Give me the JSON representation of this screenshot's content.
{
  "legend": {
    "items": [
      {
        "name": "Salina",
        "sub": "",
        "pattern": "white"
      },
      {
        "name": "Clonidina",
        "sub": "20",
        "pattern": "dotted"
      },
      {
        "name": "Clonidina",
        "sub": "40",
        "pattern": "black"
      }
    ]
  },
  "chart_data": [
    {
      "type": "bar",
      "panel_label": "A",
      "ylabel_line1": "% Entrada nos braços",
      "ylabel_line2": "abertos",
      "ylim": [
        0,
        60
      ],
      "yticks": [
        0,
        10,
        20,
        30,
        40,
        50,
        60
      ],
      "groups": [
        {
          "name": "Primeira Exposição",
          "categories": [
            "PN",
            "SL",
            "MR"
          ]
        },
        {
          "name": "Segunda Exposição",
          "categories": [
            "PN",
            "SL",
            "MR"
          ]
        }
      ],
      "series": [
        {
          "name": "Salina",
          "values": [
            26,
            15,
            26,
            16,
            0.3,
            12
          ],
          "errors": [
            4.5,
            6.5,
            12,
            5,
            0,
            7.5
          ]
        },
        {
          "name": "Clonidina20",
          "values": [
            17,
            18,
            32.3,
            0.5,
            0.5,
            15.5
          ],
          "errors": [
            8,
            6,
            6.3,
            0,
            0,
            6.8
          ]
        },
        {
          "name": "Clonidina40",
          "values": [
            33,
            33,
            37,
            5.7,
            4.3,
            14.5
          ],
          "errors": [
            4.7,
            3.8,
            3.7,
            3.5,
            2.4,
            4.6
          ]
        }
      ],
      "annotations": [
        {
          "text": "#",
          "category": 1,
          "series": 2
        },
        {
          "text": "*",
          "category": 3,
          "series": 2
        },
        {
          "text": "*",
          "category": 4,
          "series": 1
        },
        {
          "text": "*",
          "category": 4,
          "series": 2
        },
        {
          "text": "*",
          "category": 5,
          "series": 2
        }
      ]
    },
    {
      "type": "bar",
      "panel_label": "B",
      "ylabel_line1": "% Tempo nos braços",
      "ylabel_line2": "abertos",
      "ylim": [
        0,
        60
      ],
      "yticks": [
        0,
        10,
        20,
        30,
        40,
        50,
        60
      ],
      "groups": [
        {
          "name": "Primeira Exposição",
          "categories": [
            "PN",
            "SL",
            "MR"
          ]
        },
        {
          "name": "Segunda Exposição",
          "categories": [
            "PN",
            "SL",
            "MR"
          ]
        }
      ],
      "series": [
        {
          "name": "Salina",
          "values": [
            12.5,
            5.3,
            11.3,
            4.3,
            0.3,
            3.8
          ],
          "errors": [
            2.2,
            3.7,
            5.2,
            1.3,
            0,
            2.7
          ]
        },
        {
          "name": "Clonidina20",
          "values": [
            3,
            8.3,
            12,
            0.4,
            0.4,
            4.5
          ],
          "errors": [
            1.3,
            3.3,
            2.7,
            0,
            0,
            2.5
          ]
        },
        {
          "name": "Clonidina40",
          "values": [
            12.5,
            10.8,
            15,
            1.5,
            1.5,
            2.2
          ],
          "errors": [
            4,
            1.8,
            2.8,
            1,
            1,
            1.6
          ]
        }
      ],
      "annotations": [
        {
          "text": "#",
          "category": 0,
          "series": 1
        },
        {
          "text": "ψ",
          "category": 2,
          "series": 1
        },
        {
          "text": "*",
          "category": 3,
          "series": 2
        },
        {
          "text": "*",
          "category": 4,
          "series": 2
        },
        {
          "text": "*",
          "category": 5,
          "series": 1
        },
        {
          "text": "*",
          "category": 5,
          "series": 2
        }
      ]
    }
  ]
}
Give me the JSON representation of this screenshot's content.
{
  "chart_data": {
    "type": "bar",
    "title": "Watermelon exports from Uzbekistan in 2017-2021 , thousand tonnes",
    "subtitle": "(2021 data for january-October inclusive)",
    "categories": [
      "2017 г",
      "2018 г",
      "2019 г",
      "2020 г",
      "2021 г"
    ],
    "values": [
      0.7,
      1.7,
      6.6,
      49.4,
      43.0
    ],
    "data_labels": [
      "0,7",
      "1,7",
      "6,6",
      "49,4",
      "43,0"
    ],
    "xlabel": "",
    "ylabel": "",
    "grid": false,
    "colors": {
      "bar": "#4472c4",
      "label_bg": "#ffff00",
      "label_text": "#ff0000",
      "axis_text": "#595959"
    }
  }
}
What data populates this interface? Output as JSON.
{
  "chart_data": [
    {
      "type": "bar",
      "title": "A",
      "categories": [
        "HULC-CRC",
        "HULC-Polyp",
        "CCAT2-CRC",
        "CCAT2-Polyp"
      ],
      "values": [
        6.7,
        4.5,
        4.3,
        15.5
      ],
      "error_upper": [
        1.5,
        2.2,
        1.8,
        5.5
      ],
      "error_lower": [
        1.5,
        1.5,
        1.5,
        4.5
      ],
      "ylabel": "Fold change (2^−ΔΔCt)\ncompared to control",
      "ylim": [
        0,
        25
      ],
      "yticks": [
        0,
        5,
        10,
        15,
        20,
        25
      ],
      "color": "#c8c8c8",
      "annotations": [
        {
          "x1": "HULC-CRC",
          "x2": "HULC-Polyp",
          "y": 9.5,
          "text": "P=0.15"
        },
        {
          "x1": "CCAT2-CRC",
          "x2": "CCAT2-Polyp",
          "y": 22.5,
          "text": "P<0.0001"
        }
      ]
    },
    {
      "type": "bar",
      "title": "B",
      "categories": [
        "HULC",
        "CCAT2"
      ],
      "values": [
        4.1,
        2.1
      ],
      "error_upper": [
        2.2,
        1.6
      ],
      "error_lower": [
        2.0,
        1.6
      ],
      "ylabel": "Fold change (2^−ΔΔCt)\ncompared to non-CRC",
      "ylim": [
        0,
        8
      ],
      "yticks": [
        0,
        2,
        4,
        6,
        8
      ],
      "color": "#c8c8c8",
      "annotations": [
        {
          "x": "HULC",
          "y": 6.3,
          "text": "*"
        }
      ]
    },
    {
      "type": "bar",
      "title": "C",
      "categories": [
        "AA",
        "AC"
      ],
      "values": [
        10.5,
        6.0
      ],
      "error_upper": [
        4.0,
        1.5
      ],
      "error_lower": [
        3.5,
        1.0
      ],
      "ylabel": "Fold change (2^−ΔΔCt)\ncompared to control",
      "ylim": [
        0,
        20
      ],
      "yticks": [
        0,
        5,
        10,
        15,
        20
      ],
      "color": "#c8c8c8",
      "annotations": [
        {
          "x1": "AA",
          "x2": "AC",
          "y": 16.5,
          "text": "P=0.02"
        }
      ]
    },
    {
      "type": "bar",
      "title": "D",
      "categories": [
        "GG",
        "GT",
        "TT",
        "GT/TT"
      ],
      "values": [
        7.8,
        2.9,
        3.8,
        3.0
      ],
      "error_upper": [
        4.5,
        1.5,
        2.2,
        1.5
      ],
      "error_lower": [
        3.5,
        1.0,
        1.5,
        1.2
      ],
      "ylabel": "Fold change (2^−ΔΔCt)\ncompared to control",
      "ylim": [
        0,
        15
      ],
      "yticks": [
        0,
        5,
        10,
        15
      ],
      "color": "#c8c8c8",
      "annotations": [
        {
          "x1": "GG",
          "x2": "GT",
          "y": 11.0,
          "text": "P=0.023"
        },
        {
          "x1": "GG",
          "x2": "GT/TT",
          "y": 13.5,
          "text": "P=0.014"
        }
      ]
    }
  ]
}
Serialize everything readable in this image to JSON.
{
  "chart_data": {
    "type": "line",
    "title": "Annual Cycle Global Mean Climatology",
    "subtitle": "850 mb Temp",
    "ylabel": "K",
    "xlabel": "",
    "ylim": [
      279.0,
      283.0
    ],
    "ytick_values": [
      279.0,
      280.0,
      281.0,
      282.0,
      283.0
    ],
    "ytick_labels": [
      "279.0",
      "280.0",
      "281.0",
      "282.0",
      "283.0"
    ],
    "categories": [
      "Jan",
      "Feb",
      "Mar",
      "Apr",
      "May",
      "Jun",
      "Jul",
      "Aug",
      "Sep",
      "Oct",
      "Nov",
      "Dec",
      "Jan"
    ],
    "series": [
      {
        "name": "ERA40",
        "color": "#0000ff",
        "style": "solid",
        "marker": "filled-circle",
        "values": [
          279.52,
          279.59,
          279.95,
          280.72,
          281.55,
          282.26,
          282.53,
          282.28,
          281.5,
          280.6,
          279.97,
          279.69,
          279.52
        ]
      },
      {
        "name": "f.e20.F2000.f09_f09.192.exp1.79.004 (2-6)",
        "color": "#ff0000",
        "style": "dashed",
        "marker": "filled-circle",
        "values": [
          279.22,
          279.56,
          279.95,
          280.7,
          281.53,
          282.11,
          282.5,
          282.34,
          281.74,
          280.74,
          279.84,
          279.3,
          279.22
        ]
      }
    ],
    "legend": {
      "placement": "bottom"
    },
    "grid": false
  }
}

__TO DO__. Report how many lines include the word "subtitle". Give nothing but the number.

__RESULT FOR THIS TASK__. 2